▸ Given text

- Conference: Mid-Eastern Athletic Conference
- Record: 3–8 (3–5 MEAC)
- Head coach: Fred Farrier (3rd overall / 1st as interim head coach season);
- Offensive coordinator: Fred Farrier
- Defensive coordinator: Mike Fanoga (1st season)
- Home stadium: Hughes Stadium

= 2016 Morgan State Bears football team =

American college football season

The 2016 Morgan State Bears football team represented Morgan State University in the 2016 NCAA Division I FCS football season. They were led by interim head coach Frederick Farrier, who was appointed to the position after Lee Hull accepted a position with the Indianapolis Colts of the National Football League. The Bears played their home games at Hughes Stadium. They were a member of the Mid-Eastern Athletic Conference (MEAC). They finished the season 3–8, 3–5 in MEAC play to finish in a three-way tie for seventh place.

▸ Task set
(1) In the Morgan State Bears text, which team did Lee Hull leave to join?
(2) Put this sentence from the Morgan State Bears text into Spanish: "The Bears played their home games at Hughes Stadium."
(3) Name every label that starts a bulleted line at the top of the Morgan State Bears text.
Answer using only the Morgan State Bears text.

▸ Provided material
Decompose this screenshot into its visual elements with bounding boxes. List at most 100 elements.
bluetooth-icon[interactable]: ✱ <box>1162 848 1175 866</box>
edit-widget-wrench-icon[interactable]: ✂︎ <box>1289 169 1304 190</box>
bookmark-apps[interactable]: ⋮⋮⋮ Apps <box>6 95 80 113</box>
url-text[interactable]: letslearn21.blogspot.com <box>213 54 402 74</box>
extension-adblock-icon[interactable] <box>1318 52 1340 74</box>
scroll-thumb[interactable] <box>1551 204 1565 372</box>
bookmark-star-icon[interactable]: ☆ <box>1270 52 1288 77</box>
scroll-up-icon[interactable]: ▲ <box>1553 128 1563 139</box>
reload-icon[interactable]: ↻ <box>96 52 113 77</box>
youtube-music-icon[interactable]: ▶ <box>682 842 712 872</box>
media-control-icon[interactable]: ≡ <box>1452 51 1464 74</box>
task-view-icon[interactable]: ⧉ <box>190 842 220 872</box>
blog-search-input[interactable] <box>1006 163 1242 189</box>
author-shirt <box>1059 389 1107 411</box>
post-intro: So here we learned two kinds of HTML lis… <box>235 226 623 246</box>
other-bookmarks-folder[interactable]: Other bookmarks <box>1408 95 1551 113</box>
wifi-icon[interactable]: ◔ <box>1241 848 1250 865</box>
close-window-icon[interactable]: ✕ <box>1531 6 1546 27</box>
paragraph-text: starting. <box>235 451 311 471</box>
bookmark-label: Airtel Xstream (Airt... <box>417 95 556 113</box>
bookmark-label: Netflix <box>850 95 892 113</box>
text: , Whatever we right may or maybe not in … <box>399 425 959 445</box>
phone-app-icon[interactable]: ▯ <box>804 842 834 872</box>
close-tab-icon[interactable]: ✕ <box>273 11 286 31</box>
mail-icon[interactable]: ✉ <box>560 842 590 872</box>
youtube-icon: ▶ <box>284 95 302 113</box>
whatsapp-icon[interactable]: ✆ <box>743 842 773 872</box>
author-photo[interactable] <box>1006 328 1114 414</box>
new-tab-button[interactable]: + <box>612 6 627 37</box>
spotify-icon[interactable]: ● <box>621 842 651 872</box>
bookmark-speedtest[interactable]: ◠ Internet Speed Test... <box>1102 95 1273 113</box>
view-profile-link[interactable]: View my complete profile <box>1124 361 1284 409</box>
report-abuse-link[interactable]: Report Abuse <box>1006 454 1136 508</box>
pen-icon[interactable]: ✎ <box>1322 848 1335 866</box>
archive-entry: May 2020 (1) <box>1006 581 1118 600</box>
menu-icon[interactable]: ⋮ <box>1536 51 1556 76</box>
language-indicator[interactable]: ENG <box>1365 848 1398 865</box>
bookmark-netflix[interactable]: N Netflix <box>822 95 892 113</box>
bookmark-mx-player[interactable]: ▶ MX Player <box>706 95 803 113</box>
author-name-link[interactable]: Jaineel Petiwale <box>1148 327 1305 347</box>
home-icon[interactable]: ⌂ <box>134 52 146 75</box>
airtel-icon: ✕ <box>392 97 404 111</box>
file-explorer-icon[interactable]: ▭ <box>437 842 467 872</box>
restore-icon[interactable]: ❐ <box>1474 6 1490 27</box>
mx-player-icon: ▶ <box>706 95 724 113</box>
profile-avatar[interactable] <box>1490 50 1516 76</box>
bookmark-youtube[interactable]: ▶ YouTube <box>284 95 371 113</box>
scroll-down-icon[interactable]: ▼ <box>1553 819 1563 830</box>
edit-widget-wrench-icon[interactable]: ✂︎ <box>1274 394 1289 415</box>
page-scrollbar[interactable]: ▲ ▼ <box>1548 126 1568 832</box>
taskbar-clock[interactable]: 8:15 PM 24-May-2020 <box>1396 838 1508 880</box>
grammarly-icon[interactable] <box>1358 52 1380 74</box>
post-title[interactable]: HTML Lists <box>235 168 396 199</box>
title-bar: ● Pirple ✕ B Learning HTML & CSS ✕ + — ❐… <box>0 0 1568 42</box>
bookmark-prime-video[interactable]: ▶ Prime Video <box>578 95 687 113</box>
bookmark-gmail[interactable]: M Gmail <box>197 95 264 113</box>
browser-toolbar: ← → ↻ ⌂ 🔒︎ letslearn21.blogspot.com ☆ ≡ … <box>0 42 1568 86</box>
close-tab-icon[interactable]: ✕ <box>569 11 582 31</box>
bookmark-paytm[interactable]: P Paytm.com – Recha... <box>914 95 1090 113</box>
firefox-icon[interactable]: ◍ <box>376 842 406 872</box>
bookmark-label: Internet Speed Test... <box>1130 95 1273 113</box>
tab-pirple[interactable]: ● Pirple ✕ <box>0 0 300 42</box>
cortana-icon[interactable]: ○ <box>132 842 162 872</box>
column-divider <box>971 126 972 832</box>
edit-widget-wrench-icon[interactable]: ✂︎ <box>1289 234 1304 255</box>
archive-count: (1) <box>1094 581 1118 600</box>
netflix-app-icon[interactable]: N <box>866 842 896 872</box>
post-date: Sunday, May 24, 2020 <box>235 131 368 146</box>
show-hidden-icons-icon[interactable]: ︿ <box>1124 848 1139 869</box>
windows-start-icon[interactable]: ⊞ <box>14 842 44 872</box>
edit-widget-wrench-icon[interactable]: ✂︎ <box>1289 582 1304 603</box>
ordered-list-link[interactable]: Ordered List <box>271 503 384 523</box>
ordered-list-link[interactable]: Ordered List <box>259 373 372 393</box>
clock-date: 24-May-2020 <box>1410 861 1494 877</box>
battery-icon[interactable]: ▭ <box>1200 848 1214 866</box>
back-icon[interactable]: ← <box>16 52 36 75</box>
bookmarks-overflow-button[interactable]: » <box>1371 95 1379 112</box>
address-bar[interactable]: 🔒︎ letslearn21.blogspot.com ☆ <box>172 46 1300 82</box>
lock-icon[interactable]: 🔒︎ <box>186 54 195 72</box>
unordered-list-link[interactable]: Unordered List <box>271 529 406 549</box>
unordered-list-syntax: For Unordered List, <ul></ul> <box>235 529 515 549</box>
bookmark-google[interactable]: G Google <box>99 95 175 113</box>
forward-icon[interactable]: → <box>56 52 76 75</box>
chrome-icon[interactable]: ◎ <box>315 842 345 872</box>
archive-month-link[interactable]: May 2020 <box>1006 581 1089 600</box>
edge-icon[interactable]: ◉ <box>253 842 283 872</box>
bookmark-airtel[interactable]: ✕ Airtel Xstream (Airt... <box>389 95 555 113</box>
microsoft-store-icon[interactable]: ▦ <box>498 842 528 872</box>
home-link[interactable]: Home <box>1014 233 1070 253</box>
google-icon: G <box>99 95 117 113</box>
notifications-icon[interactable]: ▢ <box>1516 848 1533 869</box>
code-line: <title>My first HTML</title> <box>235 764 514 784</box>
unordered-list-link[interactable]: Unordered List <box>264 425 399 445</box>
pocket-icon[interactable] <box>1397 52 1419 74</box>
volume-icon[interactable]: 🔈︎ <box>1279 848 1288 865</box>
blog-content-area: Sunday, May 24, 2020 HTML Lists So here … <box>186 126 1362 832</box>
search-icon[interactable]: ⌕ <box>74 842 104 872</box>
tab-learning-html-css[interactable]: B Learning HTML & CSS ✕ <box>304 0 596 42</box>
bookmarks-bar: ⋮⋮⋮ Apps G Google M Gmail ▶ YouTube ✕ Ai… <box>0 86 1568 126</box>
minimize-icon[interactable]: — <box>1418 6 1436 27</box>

▸ Answers provided
(1) The Indianapolis Colts of the National Football League.

(2) Los Bears jugaban sus partidos como locales en el Hughes Stadium.

(3) Conference, Record, Head coach, Offensive coordinator, Defensive coordinator, Home stadium